Exercise objective
Will you quote only the lines starting at the one that contains "What's the underlying" and ending with the last line of the listing below, inclusive?
☆ ☆ ☆ ☆ ☆ ☆ ☆
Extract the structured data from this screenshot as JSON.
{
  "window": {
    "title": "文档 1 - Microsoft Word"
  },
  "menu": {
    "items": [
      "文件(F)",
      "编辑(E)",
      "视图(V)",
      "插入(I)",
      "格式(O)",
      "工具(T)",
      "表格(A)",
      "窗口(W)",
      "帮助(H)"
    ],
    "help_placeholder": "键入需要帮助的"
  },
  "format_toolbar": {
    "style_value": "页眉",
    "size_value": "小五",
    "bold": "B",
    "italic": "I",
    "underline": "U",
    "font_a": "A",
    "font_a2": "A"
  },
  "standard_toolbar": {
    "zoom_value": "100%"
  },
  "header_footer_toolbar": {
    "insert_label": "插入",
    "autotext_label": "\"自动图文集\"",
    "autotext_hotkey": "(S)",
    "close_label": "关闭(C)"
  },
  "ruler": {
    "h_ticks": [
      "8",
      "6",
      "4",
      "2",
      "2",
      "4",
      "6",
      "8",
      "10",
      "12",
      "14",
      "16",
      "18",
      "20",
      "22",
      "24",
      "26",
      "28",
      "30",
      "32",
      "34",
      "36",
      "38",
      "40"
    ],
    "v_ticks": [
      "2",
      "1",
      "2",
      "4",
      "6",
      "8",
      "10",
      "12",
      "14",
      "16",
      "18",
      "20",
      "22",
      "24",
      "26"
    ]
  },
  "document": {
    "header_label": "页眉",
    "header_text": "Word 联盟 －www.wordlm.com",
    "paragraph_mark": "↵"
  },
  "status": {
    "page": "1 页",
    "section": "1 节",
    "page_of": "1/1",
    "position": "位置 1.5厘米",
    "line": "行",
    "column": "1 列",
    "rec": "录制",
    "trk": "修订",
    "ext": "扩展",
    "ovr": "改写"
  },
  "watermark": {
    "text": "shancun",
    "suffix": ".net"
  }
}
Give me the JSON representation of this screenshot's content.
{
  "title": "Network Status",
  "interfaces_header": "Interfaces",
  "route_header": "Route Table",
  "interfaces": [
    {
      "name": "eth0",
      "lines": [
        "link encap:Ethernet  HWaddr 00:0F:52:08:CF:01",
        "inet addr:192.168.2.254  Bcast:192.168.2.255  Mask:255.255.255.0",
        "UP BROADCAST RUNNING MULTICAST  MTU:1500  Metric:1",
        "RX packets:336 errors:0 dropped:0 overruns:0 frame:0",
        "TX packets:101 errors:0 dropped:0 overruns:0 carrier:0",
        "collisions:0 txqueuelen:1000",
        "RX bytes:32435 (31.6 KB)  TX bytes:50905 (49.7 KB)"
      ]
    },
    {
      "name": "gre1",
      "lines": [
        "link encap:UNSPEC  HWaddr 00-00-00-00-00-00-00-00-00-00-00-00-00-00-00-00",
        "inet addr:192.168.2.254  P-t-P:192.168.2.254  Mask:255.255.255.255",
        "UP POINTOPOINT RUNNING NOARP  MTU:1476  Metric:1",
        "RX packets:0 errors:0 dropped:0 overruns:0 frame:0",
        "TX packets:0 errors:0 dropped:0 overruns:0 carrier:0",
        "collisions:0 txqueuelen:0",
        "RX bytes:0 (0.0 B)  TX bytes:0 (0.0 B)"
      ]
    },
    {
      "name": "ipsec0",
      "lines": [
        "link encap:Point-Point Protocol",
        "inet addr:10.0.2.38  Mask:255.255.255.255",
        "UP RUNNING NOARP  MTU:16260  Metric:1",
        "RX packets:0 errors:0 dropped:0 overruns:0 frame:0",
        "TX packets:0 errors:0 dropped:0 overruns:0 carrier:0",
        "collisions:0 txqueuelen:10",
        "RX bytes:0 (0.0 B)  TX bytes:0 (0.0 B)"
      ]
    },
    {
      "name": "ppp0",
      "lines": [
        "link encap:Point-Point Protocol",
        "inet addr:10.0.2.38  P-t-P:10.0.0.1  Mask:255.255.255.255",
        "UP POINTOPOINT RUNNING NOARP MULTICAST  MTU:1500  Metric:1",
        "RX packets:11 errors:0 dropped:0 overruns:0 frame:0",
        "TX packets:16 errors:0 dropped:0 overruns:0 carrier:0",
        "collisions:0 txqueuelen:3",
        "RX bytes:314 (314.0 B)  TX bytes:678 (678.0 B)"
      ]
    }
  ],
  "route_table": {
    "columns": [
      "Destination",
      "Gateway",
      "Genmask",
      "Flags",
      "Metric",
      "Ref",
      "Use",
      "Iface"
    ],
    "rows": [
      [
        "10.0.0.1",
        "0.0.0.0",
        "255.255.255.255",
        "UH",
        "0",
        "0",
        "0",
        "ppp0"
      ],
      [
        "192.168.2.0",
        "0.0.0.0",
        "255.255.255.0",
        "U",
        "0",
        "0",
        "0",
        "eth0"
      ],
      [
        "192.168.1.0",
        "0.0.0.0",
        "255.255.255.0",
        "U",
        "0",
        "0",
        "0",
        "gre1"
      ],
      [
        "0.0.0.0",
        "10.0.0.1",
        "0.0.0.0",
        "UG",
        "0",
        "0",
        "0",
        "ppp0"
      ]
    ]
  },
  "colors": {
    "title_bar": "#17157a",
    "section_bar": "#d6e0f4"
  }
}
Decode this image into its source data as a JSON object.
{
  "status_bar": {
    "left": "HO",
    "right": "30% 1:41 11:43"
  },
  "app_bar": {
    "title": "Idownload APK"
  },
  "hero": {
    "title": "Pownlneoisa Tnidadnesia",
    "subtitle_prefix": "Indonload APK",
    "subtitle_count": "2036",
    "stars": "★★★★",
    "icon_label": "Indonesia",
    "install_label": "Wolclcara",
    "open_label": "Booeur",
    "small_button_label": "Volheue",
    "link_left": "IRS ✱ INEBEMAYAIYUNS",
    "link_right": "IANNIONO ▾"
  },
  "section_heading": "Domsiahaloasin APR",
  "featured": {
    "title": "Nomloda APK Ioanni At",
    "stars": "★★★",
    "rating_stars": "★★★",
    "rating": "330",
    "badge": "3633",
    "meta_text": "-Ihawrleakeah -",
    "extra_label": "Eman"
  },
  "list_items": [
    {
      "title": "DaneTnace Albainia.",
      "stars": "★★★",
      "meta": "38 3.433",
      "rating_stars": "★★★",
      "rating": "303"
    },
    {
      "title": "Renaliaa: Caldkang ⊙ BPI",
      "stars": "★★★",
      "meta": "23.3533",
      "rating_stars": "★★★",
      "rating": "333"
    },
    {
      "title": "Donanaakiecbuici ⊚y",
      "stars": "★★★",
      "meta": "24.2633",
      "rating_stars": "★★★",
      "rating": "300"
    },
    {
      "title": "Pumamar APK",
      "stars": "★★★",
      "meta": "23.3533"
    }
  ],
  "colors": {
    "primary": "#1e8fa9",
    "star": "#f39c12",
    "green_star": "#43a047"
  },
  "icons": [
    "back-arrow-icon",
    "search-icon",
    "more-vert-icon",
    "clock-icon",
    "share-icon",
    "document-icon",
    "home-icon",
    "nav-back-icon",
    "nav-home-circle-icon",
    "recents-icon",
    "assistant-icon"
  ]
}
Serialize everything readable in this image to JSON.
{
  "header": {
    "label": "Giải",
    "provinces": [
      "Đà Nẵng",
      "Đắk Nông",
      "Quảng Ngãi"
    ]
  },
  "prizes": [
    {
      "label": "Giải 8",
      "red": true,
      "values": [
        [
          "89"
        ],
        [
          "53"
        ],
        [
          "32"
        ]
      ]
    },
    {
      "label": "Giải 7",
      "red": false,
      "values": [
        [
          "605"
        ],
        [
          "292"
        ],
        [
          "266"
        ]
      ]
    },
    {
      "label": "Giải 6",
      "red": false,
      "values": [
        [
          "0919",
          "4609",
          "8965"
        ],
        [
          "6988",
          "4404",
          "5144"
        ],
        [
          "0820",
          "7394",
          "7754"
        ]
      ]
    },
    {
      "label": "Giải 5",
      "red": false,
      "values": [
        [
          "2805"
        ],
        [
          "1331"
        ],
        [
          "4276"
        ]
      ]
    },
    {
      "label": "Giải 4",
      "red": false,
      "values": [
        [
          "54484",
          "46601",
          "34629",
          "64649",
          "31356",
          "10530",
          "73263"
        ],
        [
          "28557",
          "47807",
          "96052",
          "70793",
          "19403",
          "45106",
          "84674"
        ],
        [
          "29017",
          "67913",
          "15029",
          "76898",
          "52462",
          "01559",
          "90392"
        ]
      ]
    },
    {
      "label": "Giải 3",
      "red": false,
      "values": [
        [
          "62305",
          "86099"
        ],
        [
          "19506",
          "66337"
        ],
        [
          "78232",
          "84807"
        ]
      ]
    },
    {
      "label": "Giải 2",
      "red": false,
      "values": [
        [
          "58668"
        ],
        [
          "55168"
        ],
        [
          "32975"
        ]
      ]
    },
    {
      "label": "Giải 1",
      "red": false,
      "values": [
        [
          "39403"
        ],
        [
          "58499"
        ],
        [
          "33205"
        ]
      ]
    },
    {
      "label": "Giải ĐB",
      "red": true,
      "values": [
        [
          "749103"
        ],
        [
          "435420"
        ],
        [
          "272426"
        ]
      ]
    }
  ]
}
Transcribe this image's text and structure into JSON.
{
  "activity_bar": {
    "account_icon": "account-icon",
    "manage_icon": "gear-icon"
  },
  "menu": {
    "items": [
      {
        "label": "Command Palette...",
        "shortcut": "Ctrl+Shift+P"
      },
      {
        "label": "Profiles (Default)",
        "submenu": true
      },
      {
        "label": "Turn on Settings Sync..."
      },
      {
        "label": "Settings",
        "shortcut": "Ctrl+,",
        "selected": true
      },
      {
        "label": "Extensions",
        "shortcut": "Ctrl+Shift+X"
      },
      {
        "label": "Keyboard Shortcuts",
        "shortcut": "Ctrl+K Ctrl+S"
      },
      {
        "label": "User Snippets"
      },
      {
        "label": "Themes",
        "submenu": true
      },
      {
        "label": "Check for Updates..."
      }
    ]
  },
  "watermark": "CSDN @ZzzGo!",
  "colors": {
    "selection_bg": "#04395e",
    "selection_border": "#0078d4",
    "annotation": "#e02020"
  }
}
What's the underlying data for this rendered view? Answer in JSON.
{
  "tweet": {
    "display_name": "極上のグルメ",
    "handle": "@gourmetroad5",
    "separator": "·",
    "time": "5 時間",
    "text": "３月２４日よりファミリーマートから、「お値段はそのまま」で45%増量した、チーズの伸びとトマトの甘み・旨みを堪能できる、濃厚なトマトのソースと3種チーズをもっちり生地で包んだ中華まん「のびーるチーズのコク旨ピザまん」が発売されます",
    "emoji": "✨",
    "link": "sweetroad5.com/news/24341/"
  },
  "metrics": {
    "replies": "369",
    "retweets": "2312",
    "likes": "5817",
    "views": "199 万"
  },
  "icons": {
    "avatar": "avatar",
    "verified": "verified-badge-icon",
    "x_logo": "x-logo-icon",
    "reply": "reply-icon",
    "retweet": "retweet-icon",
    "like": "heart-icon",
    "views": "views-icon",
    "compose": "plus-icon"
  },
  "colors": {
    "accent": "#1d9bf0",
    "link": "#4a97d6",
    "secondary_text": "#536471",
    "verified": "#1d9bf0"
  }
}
☆ ☆ ☆ ☆ ☆ ☆ ☆
Task solution
What's the underlying data for this rendered view? Answer in JSON.
{
  "tweet": {
    "display_name": "極上のグルメ",
    "handle": "@gourmetroad5",
    "separator": "·",
    "time": "5 時間",
    "text": "３月２４日よりファミリーマートから、「お値段はそのまま」で45%増量した、チーズの伸びとトマトの甘み・旨みを堪能できる、濃厚なトマトのソースと3種チーズをもっちり生地で包んだ中華まん「のびーるチーズのコク旨ピザまん」が発売されます",
    "emoji": "✨",
    "link": "sweetroad5.com/news/24341/"
  },
  "metrics": {
    "replies": "369",
    "retweets": "2312",
    "likes": "5817",
    "views": "199 万"
  },
  "icons": {
    "avatar": "avatar",
    "verified": "verified-badge-icon",
    "x_logo": "x-logo-icon",
    "reply": "reply-icon",
    "retweet": "retweet-icon",
    "like": "heart-icon",
    "views": "views-icon",
    "compose": "plus-icon"
  },
  "colors": {
    "accent": "#1d9bf0",
    "link": "#4a97d6",
    "secondary_text": "#536471",
    "verified": "#1d9bf0"
  }
}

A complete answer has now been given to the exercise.